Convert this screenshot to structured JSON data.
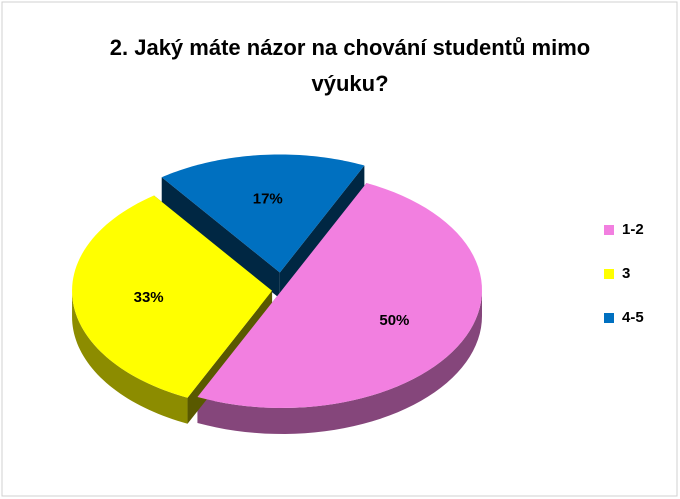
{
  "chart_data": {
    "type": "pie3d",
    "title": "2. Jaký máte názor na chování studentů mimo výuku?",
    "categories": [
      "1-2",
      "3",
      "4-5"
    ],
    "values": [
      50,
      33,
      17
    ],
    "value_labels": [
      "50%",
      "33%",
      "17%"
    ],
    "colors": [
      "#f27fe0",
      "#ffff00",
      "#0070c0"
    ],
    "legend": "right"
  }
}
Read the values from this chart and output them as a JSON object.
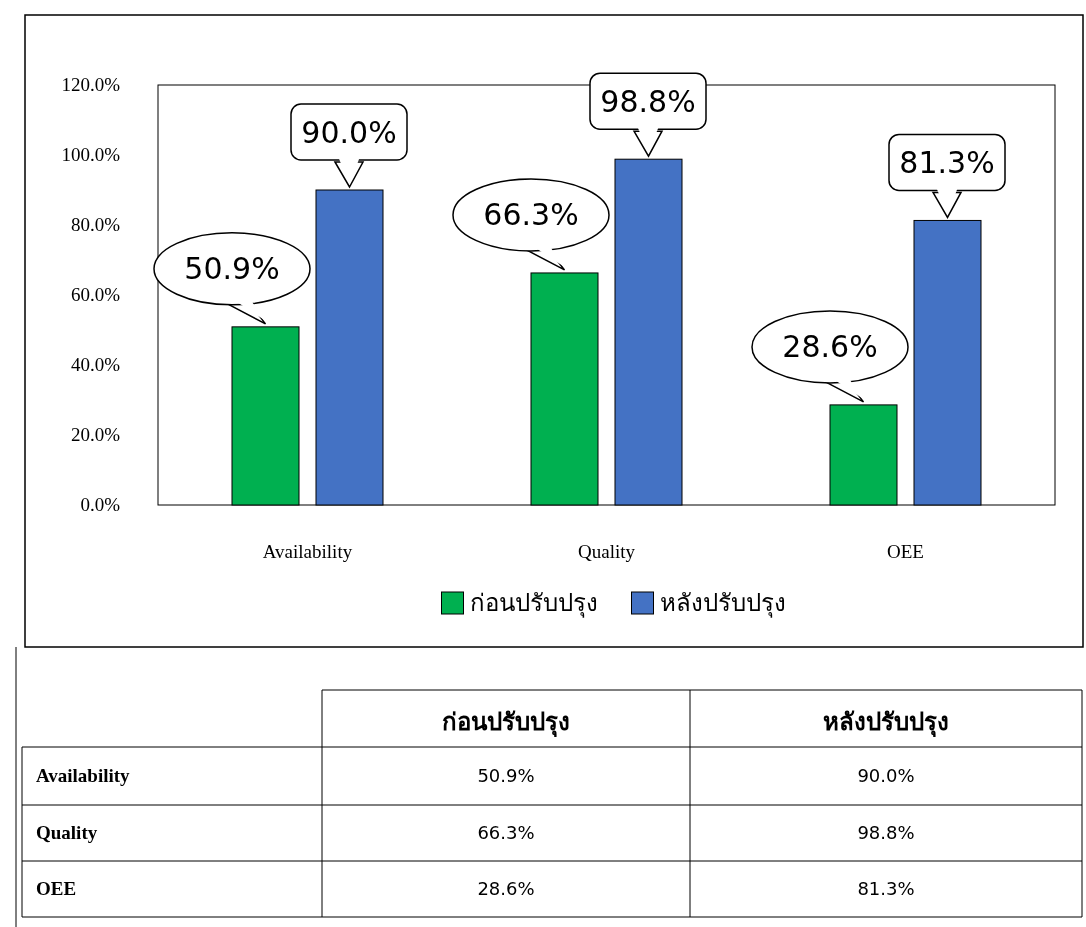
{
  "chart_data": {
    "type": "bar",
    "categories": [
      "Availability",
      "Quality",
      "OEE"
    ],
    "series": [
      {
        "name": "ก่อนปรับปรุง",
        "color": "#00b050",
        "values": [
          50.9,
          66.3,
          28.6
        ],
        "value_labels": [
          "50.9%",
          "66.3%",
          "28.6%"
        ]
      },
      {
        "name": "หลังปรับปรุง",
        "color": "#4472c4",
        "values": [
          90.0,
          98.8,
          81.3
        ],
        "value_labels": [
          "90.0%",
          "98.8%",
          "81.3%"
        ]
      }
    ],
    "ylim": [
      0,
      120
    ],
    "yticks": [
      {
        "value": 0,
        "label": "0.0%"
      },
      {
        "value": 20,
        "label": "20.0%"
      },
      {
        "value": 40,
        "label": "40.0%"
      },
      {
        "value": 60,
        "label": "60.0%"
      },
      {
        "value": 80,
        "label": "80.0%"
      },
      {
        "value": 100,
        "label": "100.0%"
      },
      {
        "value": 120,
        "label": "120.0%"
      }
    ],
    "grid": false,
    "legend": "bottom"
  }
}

····················

Reproduce all entries without any change, and omit the pictures.

Convert this screenshot to structured JSON data.
{
  "chart_data": {
    "type": "pie3d",
    "title": "2. Jaký máte názor na chování studentů mimo výuku?",
    "categories": [
      "1-2",
      "3",
      "4-5"
    ],
    "values": [
      50,
      33,
      17
    ],
    "value_labels": [
      "50%",
      "33%",
      "17%"
    ],
    "colors": [
      "#f27fe0",
      "#ffff00",
      "#0070c0"
    ],
    "legend": "right"
  }
}
Read the values from this chart and output them as a JSON object.
{
  "chart_data": {
    "type": "bar",
    "categories": [
      "Availability",
      "Quality",
      "OEE"
    ],
    "series": [
      {
        "name": "ก่อนปรับปรุง",
        "color": "#00b050",
        "values": [
          50.9,
          66.3,
          28.6
        ],
        "value_labels": [
          "50.9%",
          "66.3%",
          "28.6%"
        ]
      },
      {
        "name": "หลังปรับปรุง",
        "color": "#4472c4",
        "values": [
          90.0,
          98.8,
          81.3
        ],
        "value_labels": [
          "90.0%",
          "98.8%",
          "81.3%"
        ]
      }
    ],
    "ylim": [
      0,
      120
    ],
    "yticks": [
      {
        "value": 0,
        "label": "0.0%"
      },
      {
        "value": 20,
        "label": "20.0%"
      },
      {
        "value": 40,
        "label": "40.0%"
      },
      {
        "value": 60,
        "label": "60.0%"
      },
      {
        "value": 80,
        "label": "80.0%"
      },
      {
        "value": 100,
        "label": "100.0%"
      },
      {
        "value": 120,
        "label": "120.0%"
      }
    ],
    "grid": false,
    "legend": "bottom"
  }
}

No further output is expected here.